======== INFORMATION GIVEN ========
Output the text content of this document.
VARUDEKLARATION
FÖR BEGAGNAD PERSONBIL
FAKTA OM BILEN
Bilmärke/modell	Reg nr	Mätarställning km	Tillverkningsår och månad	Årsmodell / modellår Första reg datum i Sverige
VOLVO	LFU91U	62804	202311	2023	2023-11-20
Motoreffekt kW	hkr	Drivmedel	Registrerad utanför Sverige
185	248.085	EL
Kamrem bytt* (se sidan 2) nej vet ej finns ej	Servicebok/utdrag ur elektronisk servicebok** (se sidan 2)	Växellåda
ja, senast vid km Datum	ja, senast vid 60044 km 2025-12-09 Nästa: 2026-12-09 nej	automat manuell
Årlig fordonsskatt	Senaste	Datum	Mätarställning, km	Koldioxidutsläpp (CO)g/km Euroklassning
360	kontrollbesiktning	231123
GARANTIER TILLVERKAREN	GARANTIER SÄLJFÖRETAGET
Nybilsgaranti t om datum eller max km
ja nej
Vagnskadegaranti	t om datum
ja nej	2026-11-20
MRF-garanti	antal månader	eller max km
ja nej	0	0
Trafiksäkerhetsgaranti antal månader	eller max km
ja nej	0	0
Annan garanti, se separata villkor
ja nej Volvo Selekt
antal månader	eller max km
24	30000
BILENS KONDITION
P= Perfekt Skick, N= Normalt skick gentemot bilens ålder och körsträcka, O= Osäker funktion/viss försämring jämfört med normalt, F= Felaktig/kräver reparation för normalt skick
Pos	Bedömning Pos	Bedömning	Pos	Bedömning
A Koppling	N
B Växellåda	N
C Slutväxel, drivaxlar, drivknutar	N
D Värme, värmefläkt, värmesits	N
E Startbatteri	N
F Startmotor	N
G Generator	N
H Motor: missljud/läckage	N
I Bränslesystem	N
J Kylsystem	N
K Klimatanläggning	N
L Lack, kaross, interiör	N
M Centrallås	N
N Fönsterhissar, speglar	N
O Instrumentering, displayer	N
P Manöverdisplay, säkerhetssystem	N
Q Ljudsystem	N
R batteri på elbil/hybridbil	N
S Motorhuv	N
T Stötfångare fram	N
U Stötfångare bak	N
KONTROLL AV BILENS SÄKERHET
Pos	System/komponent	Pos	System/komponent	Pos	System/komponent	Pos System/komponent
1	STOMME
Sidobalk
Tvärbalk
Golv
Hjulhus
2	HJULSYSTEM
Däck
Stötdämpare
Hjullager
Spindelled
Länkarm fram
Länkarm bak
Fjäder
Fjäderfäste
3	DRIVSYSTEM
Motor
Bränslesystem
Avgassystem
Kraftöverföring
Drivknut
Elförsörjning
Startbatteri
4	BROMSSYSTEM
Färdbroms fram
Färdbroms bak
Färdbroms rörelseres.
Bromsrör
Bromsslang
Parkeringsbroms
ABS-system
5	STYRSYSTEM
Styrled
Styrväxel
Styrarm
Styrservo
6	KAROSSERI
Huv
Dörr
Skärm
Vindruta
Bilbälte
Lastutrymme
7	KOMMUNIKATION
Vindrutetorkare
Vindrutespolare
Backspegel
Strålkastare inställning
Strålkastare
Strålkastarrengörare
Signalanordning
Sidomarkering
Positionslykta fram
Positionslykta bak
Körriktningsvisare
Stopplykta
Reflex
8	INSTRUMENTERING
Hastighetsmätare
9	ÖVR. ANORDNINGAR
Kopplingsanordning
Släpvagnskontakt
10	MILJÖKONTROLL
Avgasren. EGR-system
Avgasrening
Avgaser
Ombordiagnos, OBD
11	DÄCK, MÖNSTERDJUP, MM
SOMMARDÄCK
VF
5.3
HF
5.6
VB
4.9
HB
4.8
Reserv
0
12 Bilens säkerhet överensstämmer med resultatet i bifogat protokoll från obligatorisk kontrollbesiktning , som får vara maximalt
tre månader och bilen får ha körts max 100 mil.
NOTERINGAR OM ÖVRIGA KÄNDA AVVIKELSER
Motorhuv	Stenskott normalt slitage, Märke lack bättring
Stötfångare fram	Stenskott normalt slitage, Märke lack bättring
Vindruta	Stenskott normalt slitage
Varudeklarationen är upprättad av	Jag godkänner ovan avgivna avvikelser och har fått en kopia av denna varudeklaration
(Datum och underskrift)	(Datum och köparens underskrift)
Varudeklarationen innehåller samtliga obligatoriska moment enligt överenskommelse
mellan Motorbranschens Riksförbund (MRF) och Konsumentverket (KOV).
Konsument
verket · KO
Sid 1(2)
========
DO THIS:
Collect each line holding the string "Motorhuv".

RESULT:
S Motorhuv	N
Motorhuv	Stenskott normalt slitage, Märke lack bättring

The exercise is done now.